Task objective: From the entries that follow, list every line in which the string "calculated" appears.

#### Data records ####

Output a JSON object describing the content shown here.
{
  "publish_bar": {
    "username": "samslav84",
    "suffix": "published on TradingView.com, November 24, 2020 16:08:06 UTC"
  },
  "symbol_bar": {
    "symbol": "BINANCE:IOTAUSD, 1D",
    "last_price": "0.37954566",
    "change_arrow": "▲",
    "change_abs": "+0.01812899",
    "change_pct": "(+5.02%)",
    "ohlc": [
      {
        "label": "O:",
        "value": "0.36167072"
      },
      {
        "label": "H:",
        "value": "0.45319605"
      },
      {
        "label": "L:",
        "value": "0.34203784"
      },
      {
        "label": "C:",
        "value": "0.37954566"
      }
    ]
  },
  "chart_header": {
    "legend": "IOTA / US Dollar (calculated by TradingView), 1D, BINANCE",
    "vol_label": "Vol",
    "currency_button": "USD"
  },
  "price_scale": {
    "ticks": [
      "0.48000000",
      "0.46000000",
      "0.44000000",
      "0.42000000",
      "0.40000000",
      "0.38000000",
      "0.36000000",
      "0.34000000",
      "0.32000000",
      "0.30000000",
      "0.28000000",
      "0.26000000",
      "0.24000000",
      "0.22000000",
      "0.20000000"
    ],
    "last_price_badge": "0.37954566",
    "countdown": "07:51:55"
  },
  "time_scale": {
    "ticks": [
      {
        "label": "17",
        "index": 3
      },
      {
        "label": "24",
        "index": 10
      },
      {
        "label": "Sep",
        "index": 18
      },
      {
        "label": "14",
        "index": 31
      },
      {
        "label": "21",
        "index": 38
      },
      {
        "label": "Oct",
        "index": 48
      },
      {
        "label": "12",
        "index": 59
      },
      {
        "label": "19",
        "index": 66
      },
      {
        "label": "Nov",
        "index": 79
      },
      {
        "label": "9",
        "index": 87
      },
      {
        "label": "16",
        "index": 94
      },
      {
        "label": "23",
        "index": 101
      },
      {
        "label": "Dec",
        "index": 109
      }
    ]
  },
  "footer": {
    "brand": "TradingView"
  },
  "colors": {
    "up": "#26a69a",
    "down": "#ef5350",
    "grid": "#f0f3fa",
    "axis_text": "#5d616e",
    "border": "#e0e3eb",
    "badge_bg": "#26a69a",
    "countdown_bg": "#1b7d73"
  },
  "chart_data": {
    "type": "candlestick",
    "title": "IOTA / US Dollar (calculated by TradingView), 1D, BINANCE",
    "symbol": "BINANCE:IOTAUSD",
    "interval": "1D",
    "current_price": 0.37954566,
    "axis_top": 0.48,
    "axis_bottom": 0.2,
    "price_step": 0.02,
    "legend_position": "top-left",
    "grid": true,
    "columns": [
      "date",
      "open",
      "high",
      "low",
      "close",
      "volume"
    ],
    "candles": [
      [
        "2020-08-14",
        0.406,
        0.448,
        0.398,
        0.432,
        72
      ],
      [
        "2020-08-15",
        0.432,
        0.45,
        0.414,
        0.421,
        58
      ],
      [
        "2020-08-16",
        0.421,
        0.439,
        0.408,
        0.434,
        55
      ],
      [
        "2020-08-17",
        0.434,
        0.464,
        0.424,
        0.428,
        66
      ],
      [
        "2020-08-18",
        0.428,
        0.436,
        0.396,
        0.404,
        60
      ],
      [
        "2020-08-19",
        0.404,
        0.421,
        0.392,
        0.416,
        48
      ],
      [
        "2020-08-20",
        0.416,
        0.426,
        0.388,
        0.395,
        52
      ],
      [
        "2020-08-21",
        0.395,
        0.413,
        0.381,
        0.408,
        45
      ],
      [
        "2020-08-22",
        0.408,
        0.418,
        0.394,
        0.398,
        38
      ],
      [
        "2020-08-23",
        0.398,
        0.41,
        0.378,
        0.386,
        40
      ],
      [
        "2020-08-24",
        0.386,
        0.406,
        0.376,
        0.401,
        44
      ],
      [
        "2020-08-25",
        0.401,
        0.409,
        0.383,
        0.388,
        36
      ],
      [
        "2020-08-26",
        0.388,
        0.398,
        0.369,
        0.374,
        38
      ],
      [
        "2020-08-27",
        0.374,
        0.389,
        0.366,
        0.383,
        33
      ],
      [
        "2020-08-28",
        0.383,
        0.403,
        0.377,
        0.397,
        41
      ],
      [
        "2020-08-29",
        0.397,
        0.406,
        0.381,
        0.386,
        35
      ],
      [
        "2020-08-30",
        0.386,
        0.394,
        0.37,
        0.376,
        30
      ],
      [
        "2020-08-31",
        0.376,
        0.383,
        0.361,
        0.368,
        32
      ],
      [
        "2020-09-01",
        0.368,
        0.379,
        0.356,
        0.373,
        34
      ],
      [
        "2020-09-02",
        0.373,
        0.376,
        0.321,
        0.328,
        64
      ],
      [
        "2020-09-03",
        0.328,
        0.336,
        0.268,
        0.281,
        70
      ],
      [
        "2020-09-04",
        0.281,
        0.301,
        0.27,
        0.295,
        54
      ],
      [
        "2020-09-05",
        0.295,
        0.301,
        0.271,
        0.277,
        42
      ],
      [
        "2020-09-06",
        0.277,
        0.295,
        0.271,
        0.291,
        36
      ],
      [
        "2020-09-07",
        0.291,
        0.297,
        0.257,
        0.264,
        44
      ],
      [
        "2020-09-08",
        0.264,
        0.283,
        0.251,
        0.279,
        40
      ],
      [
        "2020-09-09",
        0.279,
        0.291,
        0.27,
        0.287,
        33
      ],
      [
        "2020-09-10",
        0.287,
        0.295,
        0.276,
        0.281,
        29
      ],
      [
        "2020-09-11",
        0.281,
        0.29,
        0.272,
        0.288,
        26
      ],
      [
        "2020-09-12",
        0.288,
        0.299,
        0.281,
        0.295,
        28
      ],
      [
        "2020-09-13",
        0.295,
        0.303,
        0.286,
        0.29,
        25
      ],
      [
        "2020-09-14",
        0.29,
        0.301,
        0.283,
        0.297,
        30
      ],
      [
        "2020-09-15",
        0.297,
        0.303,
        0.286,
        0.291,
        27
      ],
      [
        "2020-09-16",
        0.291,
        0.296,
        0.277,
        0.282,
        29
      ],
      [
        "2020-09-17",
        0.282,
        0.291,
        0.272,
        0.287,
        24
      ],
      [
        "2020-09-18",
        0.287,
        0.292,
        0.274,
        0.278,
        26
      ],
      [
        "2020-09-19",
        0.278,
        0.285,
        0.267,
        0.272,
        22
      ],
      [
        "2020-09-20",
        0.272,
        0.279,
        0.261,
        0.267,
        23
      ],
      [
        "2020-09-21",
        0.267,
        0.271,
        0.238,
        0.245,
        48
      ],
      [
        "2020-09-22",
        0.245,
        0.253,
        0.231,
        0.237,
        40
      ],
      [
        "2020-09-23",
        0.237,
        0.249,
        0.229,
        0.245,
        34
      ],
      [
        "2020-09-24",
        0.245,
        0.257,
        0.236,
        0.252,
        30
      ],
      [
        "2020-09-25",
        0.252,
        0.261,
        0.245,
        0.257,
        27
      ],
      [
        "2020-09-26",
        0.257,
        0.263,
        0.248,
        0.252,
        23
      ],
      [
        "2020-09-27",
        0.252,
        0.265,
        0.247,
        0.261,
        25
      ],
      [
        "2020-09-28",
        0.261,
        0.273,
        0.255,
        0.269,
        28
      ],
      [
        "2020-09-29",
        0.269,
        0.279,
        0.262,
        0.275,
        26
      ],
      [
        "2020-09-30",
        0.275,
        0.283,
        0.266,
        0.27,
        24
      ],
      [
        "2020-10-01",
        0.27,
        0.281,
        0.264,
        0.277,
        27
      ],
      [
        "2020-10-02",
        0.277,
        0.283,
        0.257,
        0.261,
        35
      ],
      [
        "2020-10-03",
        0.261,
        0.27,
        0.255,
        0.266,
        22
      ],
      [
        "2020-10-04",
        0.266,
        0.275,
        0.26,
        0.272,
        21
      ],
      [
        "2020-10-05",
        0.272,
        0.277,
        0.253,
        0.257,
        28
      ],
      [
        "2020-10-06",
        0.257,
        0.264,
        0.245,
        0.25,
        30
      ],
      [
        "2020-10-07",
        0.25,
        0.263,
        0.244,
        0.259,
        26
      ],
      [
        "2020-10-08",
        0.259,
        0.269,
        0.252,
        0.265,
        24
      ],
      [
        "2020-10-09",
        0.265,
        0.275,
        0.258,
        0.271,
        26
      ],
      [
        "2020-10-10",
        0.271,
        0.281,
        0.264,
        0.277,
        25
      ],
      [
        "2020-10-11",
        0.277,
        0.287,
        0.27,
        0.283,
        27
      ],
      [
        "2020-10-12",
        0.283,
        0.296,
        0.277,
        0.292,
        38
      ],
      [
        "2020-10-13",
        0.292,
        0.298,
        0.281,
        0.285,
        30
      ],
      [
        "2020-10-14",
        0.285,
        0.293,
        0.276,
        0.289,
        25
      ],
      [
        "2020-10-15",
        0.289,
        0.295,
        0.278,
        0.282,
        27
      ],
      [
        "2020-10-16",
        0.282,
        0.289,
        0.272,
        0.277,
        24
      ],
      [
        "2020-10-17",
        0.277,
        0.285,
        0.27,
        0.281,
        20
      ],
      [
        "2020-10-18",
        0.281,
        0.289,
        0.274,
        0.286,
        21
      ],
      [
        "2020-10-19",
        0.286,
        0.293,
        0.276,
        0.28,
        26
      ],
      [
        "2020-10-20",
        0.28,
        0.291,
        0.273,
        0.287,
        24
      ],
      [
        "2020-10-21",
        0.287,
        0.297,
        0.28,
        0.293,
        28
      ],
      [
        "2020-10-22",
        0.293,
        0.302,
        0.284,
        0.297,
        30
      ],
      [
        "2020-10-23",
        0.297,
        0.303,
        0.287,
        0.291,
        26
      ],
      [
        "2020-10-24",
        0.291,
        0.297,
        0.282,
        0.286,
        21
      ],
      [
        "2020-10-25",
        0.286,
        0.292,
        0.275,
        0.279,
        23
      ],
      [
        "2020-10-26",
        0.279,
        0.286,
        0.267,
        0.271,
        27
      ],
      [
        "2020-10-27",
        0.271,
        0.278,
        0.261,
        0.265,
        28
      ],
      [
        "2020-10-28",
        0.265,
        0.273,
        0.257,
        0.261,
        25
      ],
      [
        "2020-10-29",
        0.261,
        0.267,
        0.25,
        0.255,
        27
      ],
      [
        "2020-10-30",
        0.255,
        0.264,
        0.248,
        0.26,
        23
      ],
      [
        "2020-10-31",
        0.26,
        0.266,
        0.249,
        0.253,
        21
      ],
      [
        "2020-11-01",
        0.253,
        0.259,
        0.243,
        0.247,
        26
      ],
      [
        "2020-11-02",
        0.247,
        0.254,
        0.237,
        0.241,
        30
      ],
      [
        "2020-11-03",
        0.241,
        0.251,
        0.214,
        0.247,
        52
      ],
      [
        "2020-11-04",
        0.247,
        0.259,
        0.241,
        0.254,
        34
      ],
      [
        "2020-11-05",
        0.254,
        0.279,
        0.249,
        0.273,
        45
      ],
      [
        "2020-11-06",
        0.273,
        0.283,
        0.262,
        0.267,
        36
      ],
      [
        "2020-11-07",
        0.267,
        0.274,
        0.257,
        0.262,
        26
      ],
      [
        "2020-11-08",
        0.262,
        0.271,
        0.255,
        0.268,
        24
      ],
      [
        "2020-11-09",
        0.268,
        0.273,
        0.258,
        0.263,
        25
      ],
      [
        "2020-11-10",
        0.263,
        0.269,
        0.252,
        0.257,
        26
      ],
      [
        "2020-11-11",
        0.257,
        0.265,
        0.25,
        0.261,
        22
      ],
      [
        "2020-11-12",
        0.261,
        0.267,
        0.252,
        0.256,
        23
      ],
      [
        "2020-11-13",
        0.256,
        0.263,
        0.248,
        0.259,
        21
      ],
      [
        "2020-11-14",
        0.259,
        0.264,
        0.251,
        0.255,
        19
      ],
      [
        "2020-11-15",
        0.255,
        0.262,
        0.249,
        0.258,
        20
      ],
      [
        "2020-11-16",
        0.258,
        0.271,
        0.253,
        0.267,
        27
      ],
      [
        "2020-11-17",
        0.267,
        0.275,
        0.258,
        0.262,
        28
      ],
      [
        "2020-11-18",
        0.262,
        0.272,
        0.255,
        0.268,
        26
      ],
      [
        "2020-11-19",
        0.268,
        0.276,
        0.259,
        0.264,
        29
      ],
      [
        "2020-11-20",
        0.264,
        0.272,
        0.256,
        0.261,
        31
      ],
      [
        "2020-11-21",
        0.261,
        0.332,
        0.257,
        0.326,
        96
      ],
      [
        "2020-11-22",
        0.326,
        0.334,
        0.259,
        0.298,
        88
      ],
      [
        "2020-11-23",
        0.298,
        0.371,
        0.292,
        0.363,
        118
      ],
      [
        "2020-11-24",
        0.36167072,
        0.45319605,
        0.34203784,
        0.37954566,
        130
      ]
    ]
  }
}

####

The reply:
    "legend": "IOTA / US Dollar (calculated by TradingView), 1D, BINANCE",
    "title": "IOTA / US Dollar (calculated by TradingView), 1D, BINANCE",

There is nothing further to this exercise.